= Your objective =
Copy out the lines that have "forward" in them.

(Stored records)

____

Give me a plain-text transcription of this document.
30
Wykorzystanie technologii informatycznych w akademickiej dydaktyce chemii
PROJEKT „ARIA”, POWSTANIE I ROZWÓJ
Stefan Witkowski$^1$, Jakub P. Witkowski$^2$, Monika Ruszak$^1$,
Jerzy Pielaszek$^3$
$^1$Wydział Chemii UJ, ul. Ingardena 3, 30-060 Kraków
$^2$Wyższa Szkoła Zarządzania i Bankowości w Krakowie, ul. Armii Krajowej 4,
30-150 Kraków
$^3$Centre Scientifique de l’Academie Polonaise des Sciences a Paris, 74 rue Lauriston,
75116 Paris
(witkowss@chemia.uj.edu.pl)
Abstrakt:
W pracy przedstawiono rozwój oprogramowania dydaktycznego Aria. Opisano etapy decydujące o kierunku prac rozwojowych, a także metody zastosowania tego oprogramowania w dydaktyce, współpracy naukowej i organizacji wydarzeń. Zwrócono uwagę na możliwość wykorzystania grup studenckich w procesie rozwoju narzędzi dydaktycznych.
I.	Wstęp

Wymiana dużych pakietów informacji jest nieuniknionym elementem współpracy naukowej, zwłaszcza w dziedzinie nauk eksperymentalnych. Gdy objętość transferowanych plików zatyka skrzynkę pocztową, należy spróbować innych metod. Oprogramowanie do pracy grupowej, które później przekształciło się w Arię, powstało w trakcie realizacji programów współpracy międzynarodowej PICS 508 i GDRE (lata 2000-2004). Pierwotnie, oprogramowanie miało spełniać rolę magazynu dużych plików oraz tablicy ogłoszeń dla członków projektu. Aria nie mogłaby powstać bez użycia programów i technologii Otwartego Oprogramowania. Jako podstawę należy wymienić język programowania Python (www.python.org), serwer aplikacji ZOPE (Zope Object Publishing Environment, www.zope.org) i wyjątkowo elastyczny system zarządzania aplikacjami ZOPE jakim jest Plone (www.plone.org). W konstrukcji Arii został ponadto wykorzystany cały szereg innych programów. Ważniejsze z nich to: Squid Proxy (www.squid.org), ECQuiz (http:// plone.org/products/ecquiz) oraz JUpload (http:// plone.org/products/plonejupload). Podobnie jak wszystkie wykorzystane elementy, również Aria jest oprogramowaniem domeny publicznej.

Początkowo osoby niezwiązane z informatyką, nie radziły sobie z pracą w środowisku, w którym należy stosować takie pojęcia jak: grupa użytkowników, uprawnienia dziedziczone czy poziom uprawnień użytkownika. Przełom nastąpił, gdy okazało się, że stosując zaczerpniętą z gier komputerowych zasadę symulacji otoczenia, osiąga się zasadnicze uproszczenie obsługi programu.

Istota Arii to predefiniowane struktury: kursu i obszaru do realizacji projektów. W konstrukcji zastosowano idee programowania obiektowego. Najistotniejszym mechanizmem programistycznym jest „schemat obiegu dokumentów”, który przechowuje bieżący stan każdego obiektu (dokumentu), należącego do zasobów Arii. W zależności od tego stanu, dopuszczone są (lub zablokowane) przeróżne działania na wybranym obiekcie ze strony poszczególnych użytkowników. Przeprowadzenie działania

____

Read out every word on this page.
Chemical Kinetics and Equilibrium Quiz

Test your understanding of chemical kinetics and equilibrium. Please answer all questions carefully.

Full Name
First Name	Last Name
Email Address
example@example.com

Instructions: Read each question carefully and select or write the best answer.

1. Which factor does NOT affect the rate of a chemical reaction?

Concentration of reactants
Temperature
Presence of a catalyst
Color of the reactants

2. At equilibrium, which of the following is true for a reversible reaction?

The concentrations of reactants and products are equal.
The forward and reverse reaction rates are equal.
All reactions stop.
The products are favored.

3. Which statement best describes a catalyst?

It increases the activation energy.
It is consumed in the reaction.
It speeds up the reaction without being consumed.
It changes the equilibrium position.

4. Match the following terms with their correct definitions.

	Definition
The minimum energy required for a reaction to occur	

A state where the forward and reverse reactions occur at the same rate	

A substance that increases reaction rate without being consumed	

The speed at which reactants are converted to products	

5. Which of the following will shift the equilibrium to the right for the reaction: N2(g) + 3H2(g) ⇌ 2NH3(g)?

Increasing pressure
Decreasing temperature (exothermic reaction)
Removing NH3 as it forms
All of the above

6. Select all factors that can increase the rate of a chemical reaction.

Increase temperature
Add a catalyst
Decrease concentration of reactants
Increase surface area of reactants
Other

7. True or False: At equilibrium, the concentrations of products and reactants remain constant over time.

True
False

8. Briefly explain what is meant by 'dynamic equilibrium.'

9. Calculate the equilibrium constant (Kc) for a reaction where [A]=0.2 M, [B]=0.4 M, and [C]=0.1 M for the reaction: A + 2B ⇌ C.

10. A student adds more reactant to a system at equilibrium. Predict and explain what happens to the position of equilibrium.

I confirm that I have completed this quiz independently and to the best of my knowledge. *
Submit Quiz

____

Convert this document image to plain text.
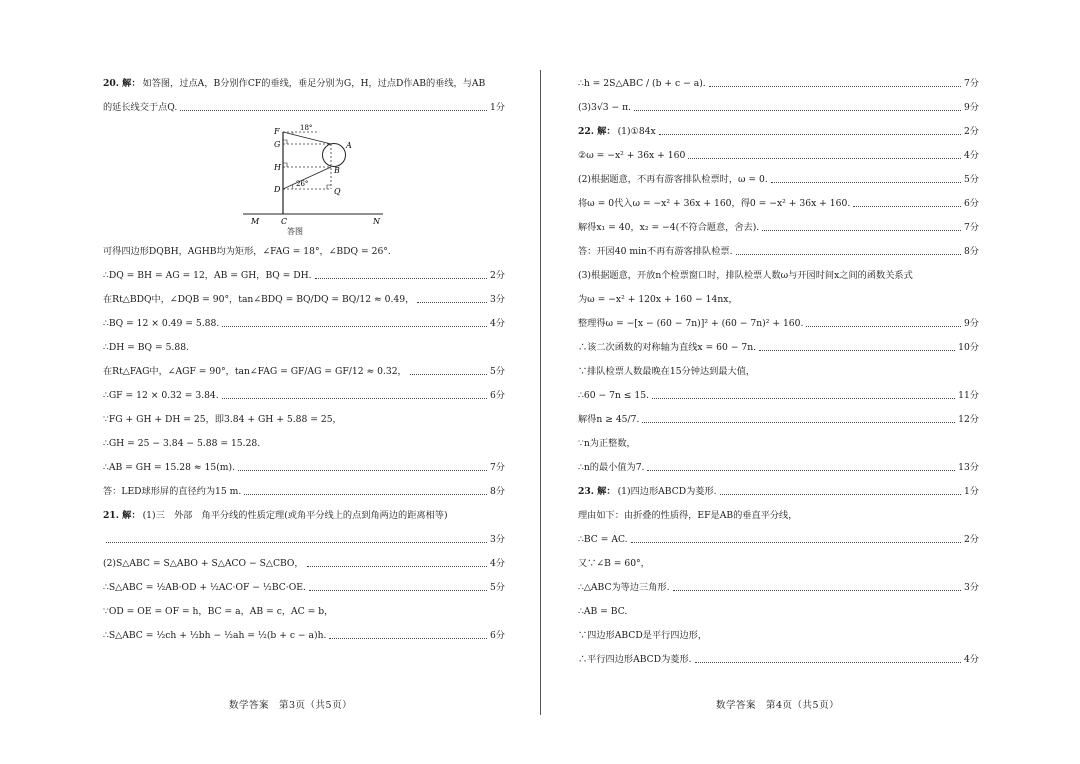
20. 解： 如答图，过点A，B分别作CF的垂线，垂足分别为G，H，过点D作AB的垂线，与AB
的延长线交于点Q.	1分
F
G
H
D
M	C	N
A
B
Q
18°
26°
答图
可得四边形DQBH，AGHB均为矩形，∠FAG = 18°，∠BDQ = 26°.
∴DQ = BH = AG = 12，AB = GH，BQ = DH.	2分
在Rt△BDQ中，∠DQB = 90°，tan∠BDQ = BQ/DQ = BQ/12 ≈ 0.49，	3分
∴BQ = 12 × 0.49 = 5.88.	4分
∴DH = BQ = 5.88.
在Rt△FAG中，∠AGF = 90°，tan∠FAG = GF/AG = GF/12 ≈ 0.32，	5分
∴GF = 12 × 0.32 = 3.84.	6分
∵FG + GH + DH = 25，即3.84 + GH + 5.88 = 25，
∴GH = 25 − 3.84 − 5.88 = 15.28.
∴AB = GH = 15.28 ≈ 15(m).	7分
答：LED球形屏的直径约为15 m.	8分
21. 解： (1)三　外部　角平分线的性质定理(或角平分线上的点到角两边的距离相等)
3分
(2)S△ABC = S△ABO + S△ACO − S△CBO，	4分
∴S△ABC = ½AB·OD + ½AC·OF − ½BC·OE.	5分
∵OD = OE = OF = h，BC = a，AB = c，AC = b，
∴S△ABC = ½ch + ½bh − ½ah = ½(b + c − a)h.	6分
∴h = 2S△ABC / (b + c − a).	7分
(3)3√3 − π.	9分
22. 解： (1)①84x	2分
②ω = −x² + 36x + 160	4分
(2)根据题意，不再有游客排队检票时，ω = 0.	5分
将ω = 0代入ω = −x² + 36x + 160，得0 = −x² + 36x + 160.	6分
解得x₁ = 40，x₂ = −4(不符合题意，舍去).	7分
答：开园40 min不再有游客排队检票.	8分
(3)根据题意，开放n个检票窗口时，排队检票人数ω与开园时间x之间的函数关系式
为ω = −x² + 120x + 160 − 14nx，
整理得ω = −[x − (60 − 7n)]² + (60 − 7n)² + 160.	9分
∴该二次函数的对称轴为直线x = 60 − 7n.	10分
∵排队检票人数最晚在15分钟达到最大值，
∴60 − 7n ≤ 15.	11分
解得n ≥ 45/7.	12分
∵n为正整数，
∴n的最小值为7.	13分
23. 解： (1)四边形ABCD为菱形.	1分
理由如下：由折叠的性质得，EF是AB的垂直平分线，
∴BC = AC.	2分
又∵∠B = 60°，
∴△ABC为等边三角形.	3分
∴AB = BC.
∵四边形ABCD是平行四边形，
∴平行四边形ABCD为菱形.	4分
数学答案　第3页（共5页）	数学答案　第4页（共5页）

____

= Answer to this task =
The forward and reverse reaction rates are equal.
A state where the forward and reverse reactions occur at the same rate	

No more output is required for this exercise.